▸ Excerpt
--*--

# 5-8-10 <SWAT> Hollis Q. Lathem Reservoir



## MerkyWaters (Apr 27, 2010)

SWAT Event OPEN to new members
Memberships are one time $40 per team (not per angler)
The event is $25 and $5 optional big fish = $30 total

Check out the website for rules and schedule.
www.smallwateranglerteams.webs.com

Please respond by posting a message if you are wanting to fish and are not currently a member of SWAT.


----------



## NorthGaBowhunter (Apr 27, 2010)

Should be another good one


----------



## russ010 (Apr 27, 2010)

I do believe y'all are going to be getting them spawning...


----------



## Muddywater (Apr 27, 2010)

im getting out the dynomite this round


----------



## deepwater (Apr 29, 2010)

ttt


----------



## NorthGaBowhunter (Apr 30, 2010)

I will see whoever shows sat. bring your rain gear, again!!!!!


----------



## Muddywater (Apr 30, 2010)

i took a vacation day today and went....... caught a few small ones as usual...


----------



## deepwater (Apr 30, 2010)

--*--

▸ Source data
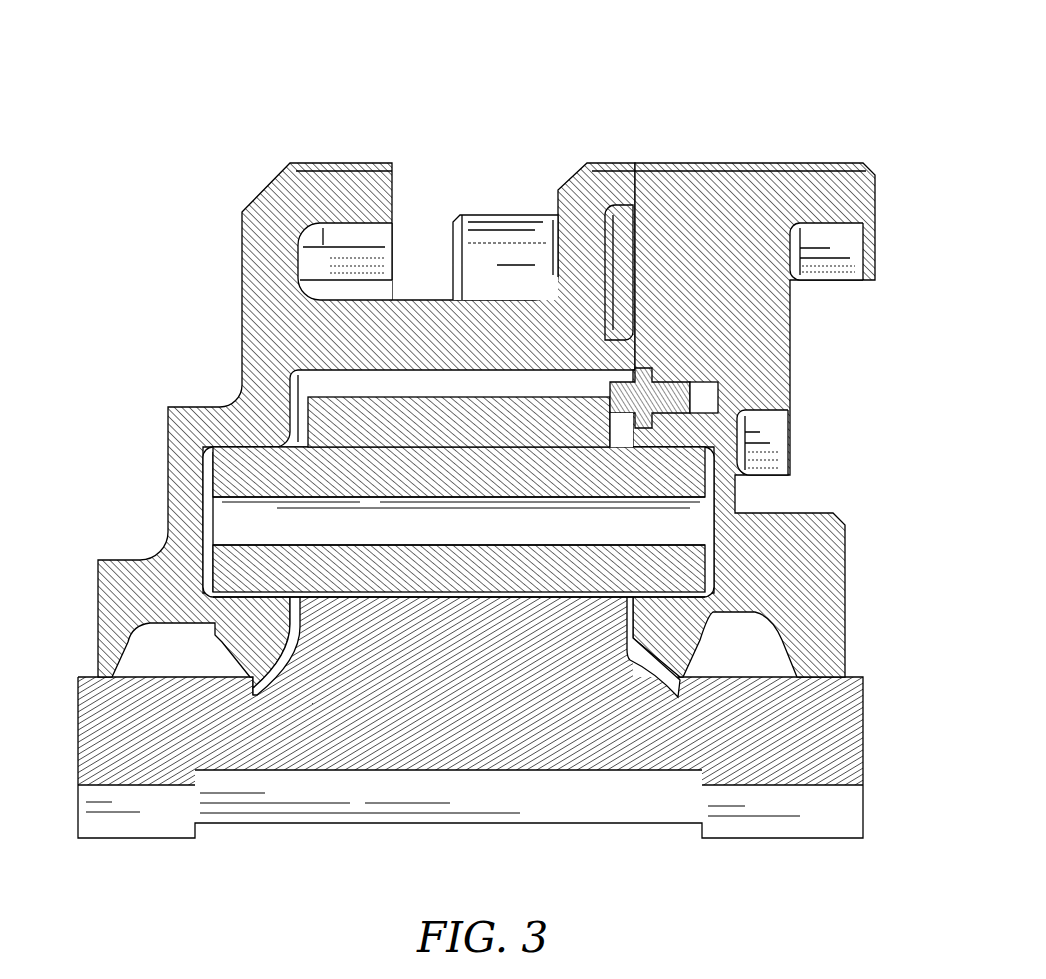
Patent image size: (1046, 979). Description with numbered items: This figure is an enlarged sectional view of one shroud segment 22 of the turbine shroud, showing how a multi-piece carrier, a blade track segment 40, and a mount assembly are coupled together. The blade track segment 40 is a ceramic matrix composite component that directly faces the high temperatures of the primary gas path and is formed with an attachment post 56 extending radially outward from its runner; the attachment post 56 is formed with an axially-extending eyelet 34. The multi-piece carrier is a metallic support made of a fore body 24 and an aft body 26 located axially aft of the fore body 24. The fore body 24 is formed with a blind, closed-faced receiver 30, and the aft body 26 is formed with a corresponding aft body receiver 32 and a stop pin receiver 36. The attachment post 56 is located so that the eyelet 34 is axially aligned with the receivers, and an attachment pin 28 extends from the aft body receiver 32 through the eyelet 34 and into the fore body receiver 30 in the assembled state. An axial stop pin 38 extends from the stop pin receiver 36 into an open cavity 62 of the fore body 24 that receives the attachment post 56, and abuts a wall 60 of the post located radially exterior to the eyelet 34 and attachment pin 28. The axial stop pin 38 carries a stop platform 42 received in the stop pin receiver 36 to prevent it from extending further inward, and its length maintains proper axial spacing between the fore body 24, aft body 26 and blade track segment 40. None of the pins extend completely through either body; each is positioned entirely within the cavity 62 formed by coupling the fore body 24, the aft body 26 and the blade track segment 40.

--*--

▸ Stated exercise 1
Name every distinct username that posts in the Lathem Reservoir thread.
▸ Stated exercise 2
Answer these about the Lathem Reservoir thread:
(a) How much is a SWAT membership, and is it charged per team or per angler?
(b) What did NorthGaBowhunter tell people to bring?
(c) What did Muddywater catch on the vacation day?
▸ Stated exercise 3
Continue the Lathem Reservoir fishing thread from its last line.

▸ Exercise output 1
MerkyWaters, NorthGaBowhunter, russ010, Muddywater, deepwater

▸ Exercise output 2
(a) A one-time $40 per team, not per angler.
(b) Rain gear.
(c) A few small ones.

▸ Exercise output 3
see ya in the morning


----------



## NorthGaBowhunter (May 5, 2010)

Weather is better now, no rain and maybe a little cloudy. should be a good one. cut us some slack merrick


----------



## MerkyWaters (May 5, 2010)

NorthGaBowhunter said:


> cut us some slack merrick



What you talking about?


----------



## NorthGaBowhunter (May 5, 2010)

MerkyWaters said:


> What you talking about?



Those 5 lbs you talking about, You might have them tied out


----------



## Muddywater (May 5, 2010)

buying more batteries for my yacht.....alot of ground to cover


----------



## Muddywater (May 6, 2010)

looks like its going to be a windy one on saturday.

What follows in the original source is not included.